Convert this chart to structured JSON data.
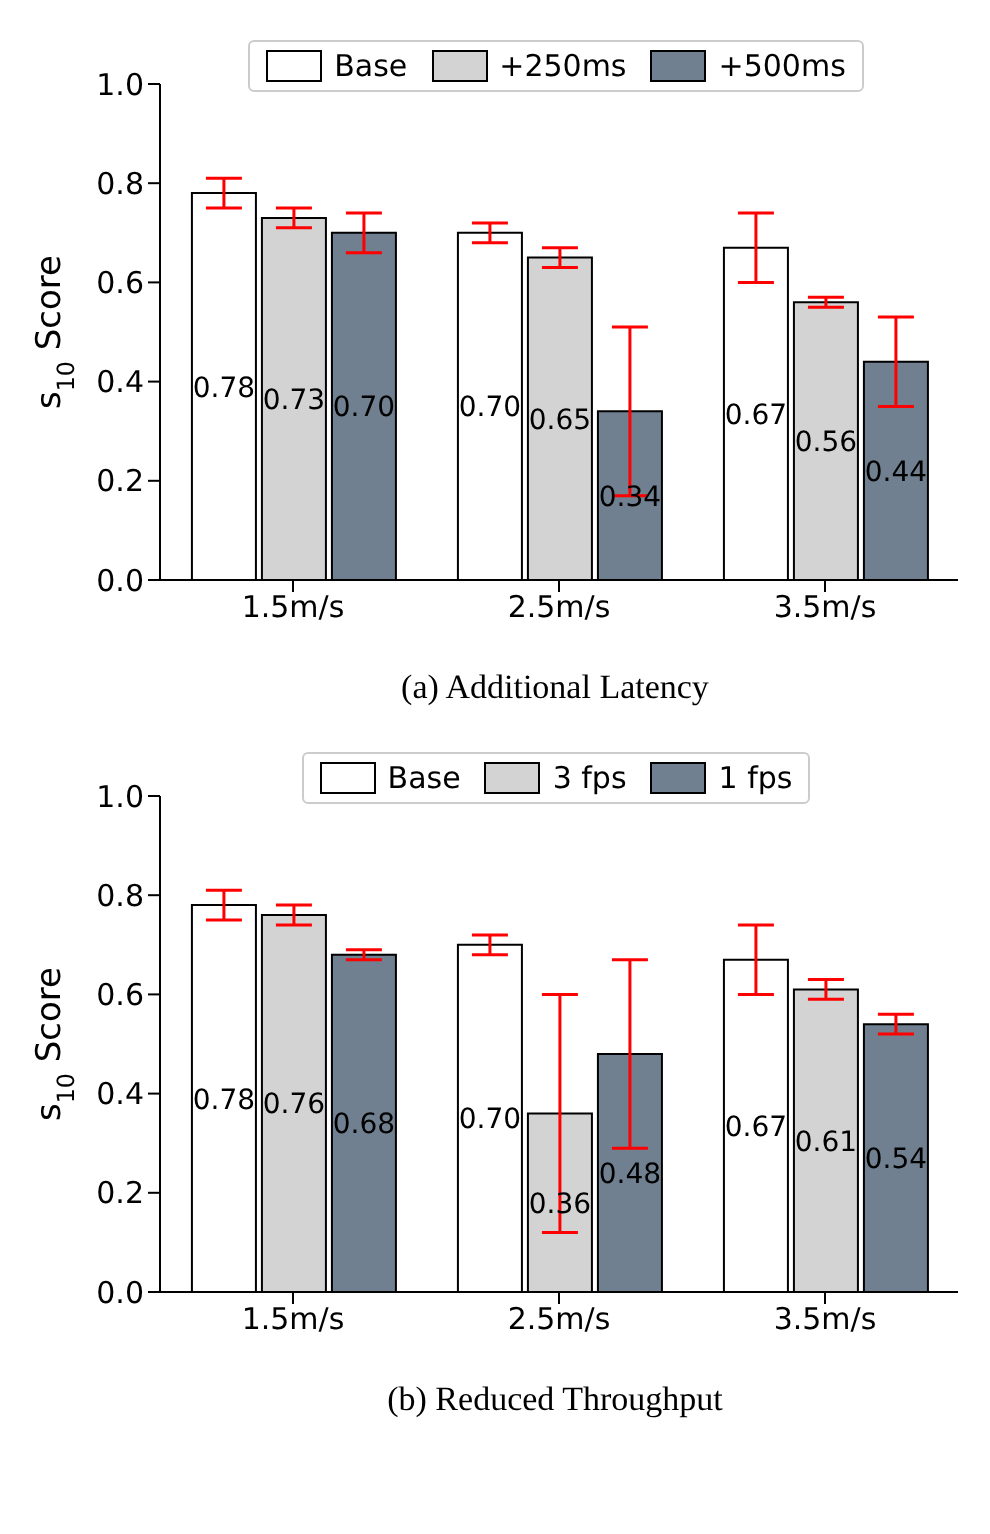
{
  "chart_data": [
    {
      "type": "bar",
      "title": "(a) Additional Latency",
      "ylabel": "s$_{10}$ Score",
      "categories": [
        "1.5m/s",
        "2.5m/s",
        "3.5m/s"
      ],
      "ylim": [
        0,
        1
      ],
      "yticks": [
        {
          "value": 0,
          "label": "0.0"
        },
        {
          "value": 0.2,
          "label": "0.2"
        },
        {
          "value": 0.4,
          "label": "0.4"
        },
        {
          "value": 0.6,
          "label": "0.6"
        },
        {
          "value": 0.8,
          "label": "0.8"
        },
        {
          "value": 1,
          "label": "1.0"
        }
      ],
      "legend": "top",
      "grid": false,
      "series": [
        {
          "name": "Base",
          "color": "#ffffff",
          "values": [
            0.78,
            0.7,
            0.67
          ],
          "value_labels": [
            "0.78",
            "0.70",
            "0.67"
          ],
          "errors": [
            [
              0.75,
              0.81
            ],
            [
              0.68,
              0.72
            ],
            [
              0.6,
              0.74
            ]
          ]
        },
        {
          "name": "+250ms",
          "color": "#d3d3d3",
          "values": [
            0.73,
            0.65,
            0.56
          ],
          "value_labels": [
            "0.73",
            "0.65",
            "0.56"
          ],
          "errors": [
            [
              0.71,
              0.75
            ],
            [
              0.63,
              0.67
            ],
            [
              0.55,
              0.57
            ]
          ]
        },
        {
          "name": "+500ms",
          "color": "#708090",
          "values": [
            0.7,
            0.34,
            0.44
          ],
          "value_labels": [
            "0.70",
            "0.34",
            "0.44"
          ],
          "errors": [
            [
              0.66,
              0.74
            ],
            [
              0.17,
              0.51
            ],
            [
              0.35,
              0.53
            ]
          ]
        }
      ]
    },
    {
      "type": "bar",
      "title": "(b) Reduced Throughput",
      "ylabel": "s$_{10}$ Score",
      "categories": [
        "1.5m/s",
        "2.5m/s",
        "3.5m/s"
      ],
      "ylim": [
        0,
        1
      ],
      "yticks": [
        {
          "value": 0,
          "label": "0.0"
        },
        {
          "value": 0.2,
          "label": "0.2"
        },
        {
          "value": 0.4,
          "label": "0.4"
        },
        {
          "value": 0.6,
          "label": "0.6"
        },
        {
          "value": 0.8,
          "label": "0.8"
        },
        {
          "value": 1,
          "label": "1.0"
        }
      ],
      "legend": "top",
      "grid": false,
      "series": [
        {
          "name": "Base",
          "color": "#ffffff",
          "values": [
            0.78,
            0.7,
            0.67
          ],
          "value_labels": [
            "0.78",
            "0.70",
            "0.67"
          ],
          "errors": [
            [
              0.75,
              0.81
            ],
            [
              0.68,
              0.72
            ],
            [
              0.6,
              0.74
            ]
          ]
        },
        {
          "name": "3 fps",
          "color": "#d3d3d3",
          "values": [
            0.76,
            0.36,
            0.61
          ],
          "value_labels": [
            "0.76",
            "0.36",
            "0.61"
          ],
          "errors": [
            [
              0.74,
              0.78
            ],
            [
              0.12,
              0.6
            ],
            [
              0.59,
              0.63
            ]
          ]
        },
        {
          "name": "1 fps",
          "color": "#708090",
          "values": [
            0.68,
            0.48,
            0.54
          ],
          "value_labels": [
            "0.68",
            "0.48",
            "0.54"
          ],
          "errors": [
            [
              0.67,
              0.69
            ],
            [
              0.29,
              0.67
            ],
            [
              0.52,
              0.56
            ]
          ]
        }
      ]
    }
  ]
}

════

_THE PROBLEM_. Reproduce each line exactly as it appears, omitting the pictures.

_TASK OUTPUT_.
Convert this chart to structured JSON data.
{
  "chart_data": [
    {
      "type": "bar",
      "title": "(a) Additional Latency",
      "ylabel": "s$_{10}$ Score",
      "categories": [
        "1.5m/s",
        "2.5m/s",
        "3.5m/s"
      ],
      "ylim": [
        0,
        1
      ],
      "yticks": [
        {
          "value": 0,
          "label": "0.0"
        },
        {
          "value": 0.2,
          "label": "0.2"
        },
        {
          "value": 0.4,
          "label": "0.4"
        },
        {
          "value": 0.6,
          "label": "0.6"
        },
        {
          "value": 0.8,
          "label": "0.8"
        },
        {
          "value": 1,
          "label": "1.0"
        }
      ],
      "legend": "top",
      "grid": false,
      "series": [
        {
          "name": "Base",
          "color": "#ffffff",
          "values": [
            0.78,
            0.7,
            0.67
          ],
          "value_labels": [
            "0.78",
            "0.70",
            "0.67"
          ],
          "errors": [
            [
              0.75,
              0.81
            ],
            [
              0.68,
              0.72
            ],
            [
              0.6,
              0.74
            ]
          ]
        },
        {
          "name": "+250ms",
          "color": "#d3d3d3",
          "values": [
            0.73,
            0.65,
            0.56
          ],
          "value_labels": [
            "0.73",
            "0.65",
            "0.56"
          ],
          "errors": [
            [
              0.71,
              0.75
            ],
            [
              0.63,
              0.67
            ],
            [
              0.55,
              0.57
            ]
          ]
        },
        {
          "name": "+500ms",
          "color": "#708090",
          "values": [
            0.7,
            0.34,
            0.44
          ],
          "value_labels": [
            "0.70",
            "0.34",
            "0.44"
          ],
          "errors": [
            [
              0.66,
              0.74
            ],
            [
              0.17,
              0.51
            ],
            [
              0.35,
              0.53
            ]
          ]
        }
      ]
    },
    {
      "type": "bar",
      "title": "(b) Reduced Throughput",
      "ylabel": "s$_{10}$ Score",
      "categories": [
        "1.5m/s",
        "2.5m/s",
        "3.5m/s"
      ],
      "ylim": [
        0,
        1
      ],
      "yticks": [
        {
          "value": 0,
          "label": "0.0"
        },
        {
          "value": 0.2,
          "label": "0.2"
        },
        {
          "value": 0.4,
          "label": "0.4"
        },
        {
          "value": 0.6,
          "label": "0.6"
        },
        {
          "value": 0.8,
          "label": "0.8"
        },
        {
          "value": 1,
          "label": "1.0"
        }
      ],
      "legend": "top",
      "grid": false,
      "series": [
        {
          "name": "Base",
          "color": "#ffffff",
          "values": [
            0.78,
            0.7,
            0.67
          ],
          "value_labels": [
            "0.78",
            "0.70",
            "0.67"
          ],
          "errors": [
            [
              0.75,
              0.81
            ],
            [
              0.68,
              0.72
            ],
            [
              0.6,
              0.74
            ]
          ]
        },
        {
          "name": "3 fps",
          "color": "#d3d3d3",
          "values": [
            0.76,
            0.36,
            0.61
          ],
          "value_labels": [
            "0.76",
            "0.36",
            "0.61"
          ],
          "errors": [
            [
              0.74,
              0.78
            ],
            [
              0.12,
              0.6
            ],
            [
              0.59,
              0.63
            ]
          ]
        },
        {
          "name": "1 fps",
          "color": "#708090",
          "values": [
            0.68,
            0.48,
            0.54
          ],
          "value_labels": [
            "0.68",
            "0.48",
            "0.54"
          ],
          "errors": [
            [
              0.67,
              0.69
            ],
            [
              0.29,
              0.67
            ],
            [
              0.52,
              0.56
            ]
          ]
        }
      ]
    }
  ]
}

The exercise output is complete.